Brief –
Wherever "wieder" appears in a line, list that line.

(Records excerpted from a collection)
::::

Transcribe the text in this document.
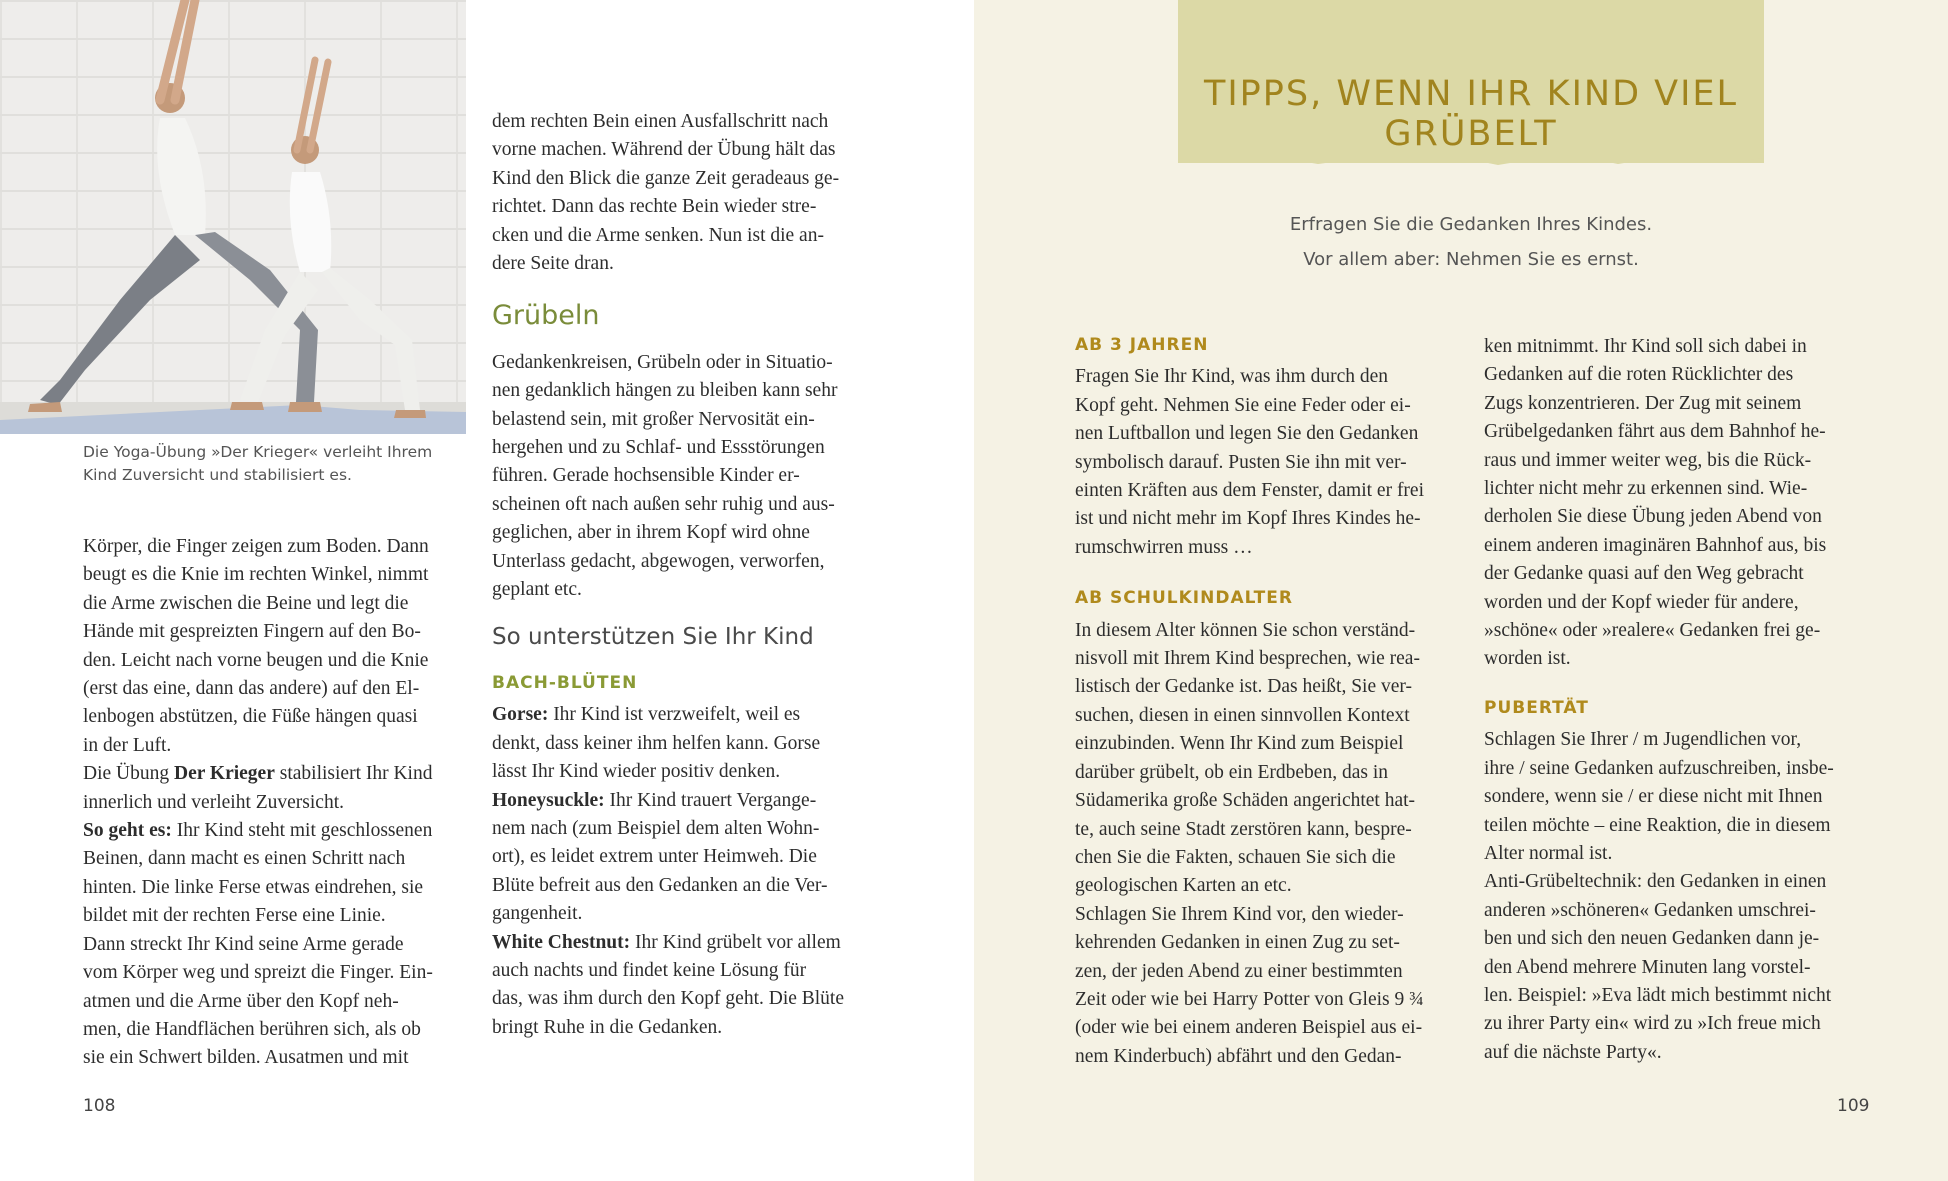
Die Yoga-Übung »Der Krieger« verleiht Ihrem
Kind Zuversicht und stabilisiert es.
Körper, die Finger zeigen zum Boden. Dann
beugt es die Knie im rechten Winkel, nimmt
die Arme zwischen die Beine und legt die
Hände mit gespreizten Fingern auf den Bo-
den. Leicht nach vorne beugen und die Knie
(erst das eine, dann das andere) auf den El-
lenbogen abstützen, die Füße hängen quasi
in der Luft.
Die Übung Der Krieger stabilisiert Ihr Kind
innerlich und verleiht Zuversicht.
So geht es: Ihr Kind steht mit geschlossenen
Beinen, dann macht es einen Schritt nach
hinten. Die linke Ferse etwas eindrehen, sie
bildet mit der rechten Ferse eine Linie.
Dann streckt Ihr Kind seine Arme gerade
vom Körper weg und spreizt die Finger. Ein-
atmen und die Arme über den Kopf neh-
men, die Handflächen berühren sich, als ob
sie ein Schwert bilden. Ausatmen und mit
dem rechten Bein einen Ausfallschritt nach
vorne machen. Während der Übung hält das
Kind den Blick die ganze Zeit geradeaus ge-
richtet. Dann das rechte Bein wieder stre-
cken und die Arme senken. Nun ist die an-
dere Seite dran.
Grübeln
Gedankenkreisen, Grübeln oder in Situatio-
nen gedanklich hängen zu bleiben kann sehr
belastend sein, mit großer Nervosität ein-
hergehen und zu Schlaf- und Essstörungen
führen. Gerade hochsensible Kinder er-
scheinen oft nach außen sehr ruhig und aus-
geglichen, aber in ihrem Kopf wird ohne
Unterlass gedacht, abgewogen, verworfen,
geplant etc.
So unterstützen Sie Ihr Kind
BACH-BLÜTEN
Gorse: Ihr Kind ist verzweifelt, weil es
denkt, dass keiner ihm helfen kann. Gorse
lässt Ihr Kind wieder positiv denken.
Honeysuckle: Ihr Kind trauert Vergange-
nem nach (zum Beispiel dem alten Wohn-
ort), es leidet extrem unter Heimweh. Die
Blüte befreit aus den Gedanken an die Ver-
gangenheit.
White Chestnut: Ihr Kind grübelt vor allem
auch nachts und findet keine Lösung für
das, was ihm durch den Kopf geht. Die Blüte
bringt Ruhe in die Gedanken.
108
TIPPS, WENN IHR KIND VIEL GRÜBELT
Erfragen Sie die Gedanken Ihres Kindes.
Vor allem aber: Nehmen Sie es ernst.
AB 3 JAHREN
Fragen Sie Ihr Kind, was ihm durch den
Kopf geht. Nehmen Sie eine Feder oder ei-
nen Luftballon und legen Sie den Gedanken
symbolisch darauf. Pusten Sie ihn mit ver-
einten Kräften aus dem Fenster, damit er frei
ist und nicht mehr im Kopf Ihres Kindes he-
rumschwirren muss …
AB SCHULKINDALTER
In diesem Alter können Sie schon verständ-
nisvoll mit Ihrem Kind besprechen, wie rea-
listisch der Gedanke ist. Das heißt, Sie ver-
suchen, diesen in einen sinnvollen Kontext
einzubinden. Wenn Ihr Kind zum Beispiel
darüber grübelt, ob ein Erdbeben, das in
Südamerika große Schäden angerichtet hat-
te, auch seine Stadt zerstören kann, bespre-
chen Sie die Fakten, schauen Sie sich die
geologischen Karten an etc.
Schlagen Sie Ihrem Kind vor, den wieder-
kehrenden Gedanken in einen Zug zu set-
zen, der jeden Abend zu einer bestimmten
Zeit oder wie bei Harry Potter von Gleis 9 ¾
(oder wie bei einem anderen Beispiel aus ei-
nem Kinderbuch) abfährt und den Gedan-
ken mitnimmt. Ihr Kind soll sich dabei in
Gedanken auf die roten Rücklichter des
Zugs konzentrieren. Der Zug mit seinem
Grübelgedanken fährt aus dem Bahnhof he-
raus und immer weiter weg, bis die Rück-
lichter nicht mehr zu erkennen sind. Wie-
derholen Sie diese Übung jeden Abend von
einem anderen imaginären Bahnhof aus, bis
der Gedanke quasi auf den Weg gebracht
worden und der Kopf wieder für andere,
»schöne« oder »realere« Gedanken frei ge-
worden ist.
PUBERTÄT
Schlagen Sie Ihrer / m Jugendlichen vor,
ihre / seine Gedanken aufzuschreiben, insbe-
sondere, wenn sie / er diese nicht mit Ihnen
teilen möchte – eine Reaktion, die in diesem
Alter normal ist.
Anti-Grübeltechnik: den Gedanken in einen
anderen »schöneren« Gedanken umschrei-
ben und sich den neuen Gedanken dann je-
den Abend mehrere Minuten lang vorstel-
len. Beispiel: »Eva lädt mich bestimmt nicht
zu ihrer Party ein« wird zu »Ich freue mich
auf die nächste Party«.
109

::::

Solution for this problem –
richtet. Dann das rechte Bein wieder stre-
lässt Ihr Kind wieder positiv denken.
Schlagen Sie Ihrem Kind vor, den wieder-
worden und der Kopf wieder für andere,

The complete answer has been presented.